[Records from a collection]
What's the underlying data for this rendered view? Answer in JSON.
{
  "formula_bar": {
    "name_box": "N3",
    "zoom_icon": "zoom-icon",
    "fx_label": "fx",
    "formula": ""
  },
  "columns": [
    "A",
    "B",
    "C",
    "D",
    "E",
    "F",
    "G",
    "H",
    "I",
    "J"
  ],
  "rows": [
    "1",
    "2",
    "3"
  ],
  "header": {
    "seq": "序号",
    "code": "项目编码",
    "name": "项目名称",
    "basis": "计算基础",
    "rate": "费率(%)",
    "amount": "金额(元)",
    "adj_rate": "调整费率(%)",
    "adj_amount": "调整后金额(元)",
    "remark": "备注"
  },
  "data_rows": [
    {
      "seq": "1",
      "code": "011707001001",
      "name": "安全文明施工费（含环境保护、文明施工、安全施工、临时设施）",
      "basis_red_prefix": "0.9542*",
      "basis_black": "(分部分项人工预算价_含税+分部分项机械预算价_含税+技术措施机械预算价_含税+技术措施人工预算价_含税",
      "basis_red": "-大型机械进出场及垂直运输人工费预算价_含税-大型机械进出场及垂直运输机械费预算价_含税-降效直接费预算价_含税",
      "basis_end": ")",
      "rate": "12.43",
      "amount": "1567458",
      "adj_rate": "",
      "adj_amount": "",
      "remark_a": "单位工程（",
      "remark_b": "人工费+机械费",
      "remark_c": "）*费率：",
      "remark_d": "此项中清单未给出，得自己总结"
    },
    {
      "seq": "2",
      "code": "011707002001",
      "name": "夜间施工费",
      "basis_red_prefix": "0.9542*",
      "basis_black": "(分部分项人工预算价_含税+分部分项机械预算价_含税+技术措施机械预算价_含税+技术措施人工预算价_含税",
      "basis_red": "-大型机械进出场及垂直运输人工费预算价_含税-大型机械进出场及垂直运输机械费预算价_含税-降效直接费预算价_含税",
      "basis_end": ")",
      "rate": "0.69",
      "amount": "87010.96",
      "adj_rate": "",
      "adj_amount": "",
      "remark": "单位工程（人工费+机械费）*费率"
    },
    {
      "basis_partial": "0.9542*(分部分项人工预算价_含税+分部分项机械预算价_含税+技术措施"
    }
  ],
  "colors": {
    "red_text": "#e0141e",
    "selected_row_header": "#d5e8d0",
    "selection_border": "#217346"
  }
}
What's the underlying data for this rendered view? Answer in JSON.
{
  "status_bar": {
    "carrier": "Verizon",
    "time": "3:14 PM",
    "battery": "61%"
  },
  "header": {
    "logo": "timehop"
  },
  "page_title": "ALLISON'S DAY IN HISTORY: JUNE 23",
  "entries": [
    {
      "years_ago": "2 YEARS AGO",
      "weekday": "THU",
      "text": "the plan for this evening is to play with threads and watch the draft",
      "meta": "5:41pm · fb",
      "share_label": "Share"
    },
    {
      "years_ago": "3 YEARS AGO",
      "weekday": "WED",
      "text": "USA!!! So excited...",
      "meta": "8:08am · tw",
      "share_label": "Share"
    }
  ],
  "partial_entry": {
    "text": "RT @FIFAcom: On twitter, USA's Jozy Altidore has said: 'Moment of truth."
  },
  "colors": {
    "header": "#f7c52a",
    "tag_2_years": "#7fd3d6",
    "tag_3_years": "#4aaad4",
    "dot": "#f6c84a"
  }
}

---

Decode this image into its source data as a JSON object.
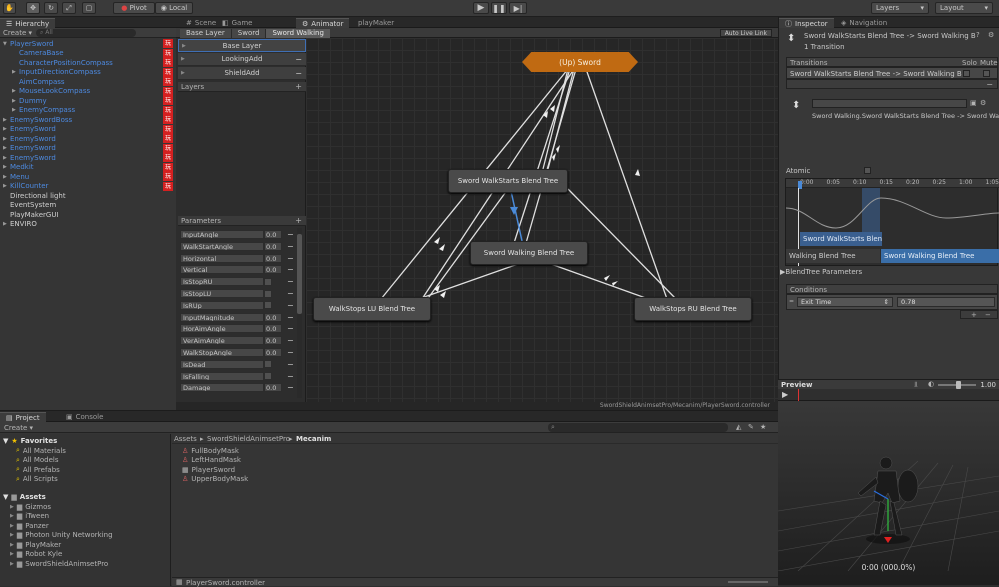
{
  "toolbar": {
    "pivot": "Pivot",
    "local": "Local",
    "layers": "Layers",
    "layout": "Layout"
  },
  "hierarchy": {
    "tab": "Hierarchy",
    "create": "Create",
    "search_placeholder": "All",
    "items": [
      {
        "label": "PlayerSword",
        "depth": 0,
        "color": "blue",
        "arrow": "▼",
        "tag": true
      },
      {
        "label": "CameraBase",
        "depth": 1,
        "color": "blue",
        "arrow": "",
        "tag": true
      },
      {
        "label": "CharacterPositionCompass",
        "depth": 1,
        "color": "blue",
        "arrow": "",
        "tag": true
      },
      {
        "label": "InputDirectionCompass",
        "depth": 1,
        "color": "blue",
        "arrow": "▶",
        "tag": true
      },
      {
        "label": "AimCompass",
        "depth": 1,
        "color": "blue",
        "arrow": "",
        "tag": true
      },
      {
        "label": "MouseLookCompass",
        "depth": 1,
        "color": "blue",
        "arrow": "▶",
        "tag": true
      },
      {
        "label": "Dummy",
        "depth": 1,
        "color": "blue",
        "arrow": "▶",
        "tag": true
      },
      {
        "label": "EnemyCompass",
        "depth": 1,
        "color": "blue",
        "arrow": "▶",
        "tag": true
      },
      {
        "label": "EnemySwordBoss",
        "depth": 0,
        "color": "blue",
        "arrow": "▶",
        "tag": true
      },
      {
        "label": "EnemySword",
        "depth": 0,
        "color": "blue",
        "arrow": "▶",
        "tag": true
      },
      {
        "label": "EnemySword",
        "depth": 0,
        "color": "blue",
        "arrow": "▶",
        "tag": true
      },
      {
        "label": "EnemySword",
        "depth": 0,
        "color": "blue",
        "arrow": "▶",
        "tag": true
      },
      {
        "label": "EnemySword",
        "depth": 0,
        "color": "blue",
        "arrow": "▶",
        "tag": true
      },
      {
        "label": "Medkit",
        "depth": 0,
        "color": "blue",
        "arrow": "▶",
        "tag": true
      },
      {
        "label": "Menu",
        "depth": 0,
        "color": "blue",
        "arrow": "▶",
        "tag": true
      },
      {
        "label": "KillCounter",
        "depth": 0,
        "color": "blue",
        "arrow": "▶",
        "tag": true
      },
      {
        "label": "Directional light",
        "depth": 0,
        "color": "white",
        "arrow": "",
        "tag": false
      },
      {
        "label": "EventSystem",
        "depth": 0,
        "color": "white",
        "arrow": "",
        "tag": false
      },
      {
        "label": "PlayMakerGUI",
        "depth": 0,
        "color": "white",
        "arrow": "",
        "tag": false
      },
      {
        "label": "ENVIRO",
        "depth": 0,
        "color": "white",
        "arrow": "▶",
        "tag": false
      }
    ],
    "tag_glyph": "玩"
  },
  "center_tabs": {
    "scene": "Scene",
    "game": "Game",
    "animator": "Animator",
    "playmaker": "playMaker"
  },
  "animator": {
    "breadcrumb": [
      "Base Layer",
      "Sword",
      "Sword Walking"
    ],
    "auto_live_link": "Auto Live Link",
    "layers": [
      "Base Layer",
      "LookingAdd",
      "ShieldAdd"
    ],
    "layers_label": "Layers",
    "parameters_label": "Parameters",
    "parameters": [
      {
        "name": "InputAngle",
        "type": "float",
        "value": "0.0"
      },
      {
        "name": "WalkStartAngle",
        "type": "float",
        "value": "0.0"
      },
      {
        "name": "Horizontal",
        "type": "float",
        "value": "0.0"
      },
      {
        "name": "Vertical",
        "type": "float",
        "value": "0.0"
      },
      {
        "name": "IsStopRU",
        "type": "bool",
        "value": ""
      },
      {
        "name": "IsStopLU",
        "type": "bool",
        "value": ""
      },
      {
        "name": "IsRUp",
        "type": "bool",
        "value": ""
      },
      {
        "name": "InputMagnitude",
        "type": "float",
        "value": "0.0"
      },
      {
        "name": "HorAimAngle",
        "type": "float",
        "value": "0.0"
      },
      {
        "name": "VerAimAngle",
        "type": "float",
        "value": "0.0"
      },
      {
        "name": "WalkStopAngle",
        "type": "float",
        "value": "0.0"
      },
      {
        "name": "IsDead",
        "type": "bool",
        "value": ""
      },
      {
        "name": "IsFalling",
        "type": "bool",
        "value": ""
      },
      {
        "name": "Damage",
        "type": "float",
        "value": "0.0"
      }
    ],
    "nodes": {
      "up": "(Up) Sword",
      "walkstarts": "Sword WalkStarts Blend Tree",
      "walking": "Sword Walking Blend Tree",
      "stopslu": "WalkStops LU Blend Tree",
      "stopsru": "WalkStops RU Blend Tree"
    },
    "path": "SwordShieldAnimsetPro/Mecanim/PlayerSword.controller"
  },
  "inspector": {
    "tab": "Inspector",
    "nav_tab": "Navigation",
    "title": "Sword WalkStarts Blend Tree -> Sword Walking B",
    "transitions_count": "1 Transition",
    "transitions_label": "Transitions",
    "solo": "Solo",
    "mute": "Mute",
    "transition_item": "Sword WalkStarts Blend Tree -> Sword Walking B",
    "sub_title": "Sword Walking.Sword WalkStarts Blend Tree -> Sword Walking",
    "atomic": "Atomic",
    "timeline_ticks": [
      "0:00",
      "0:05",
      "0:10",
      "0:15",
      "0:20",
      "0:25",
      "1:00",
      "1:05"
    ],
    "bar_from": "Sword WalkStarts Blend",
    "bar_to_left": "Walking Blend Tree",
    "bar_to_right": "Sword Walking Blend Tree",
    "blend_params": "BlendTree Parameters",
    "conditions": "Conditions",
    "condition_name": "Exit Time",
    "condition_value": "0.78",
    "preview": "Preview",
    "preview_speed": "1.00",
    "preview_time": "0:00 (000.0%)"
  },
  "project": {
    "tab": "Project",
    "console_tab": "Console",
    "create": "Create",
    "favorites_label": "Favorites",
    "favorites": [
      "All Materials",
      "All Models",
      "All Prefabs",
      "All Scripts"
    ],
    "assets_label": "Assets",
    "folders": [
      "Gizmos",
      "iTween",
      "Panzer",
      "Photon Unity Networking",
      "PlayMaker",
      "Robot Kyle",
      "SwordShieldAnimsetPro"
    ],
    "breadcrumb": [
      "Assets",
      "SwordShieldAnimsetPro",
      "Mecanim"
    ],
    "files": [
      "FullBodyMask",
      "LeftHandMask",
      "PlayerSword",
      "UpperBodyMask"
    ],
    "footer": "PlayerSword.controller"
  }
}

— PROBLEM —
Gather up every line from the listing above in which the word "SwordShieldAnimsetPro" occurs.

— OUTPUT —
    "path": "SwordShieldAnimsetPro/Mecanim/PlayerSword.controller"
      "SwordShieldAnimsetPro"
      "SwordShieldAnimsetPro",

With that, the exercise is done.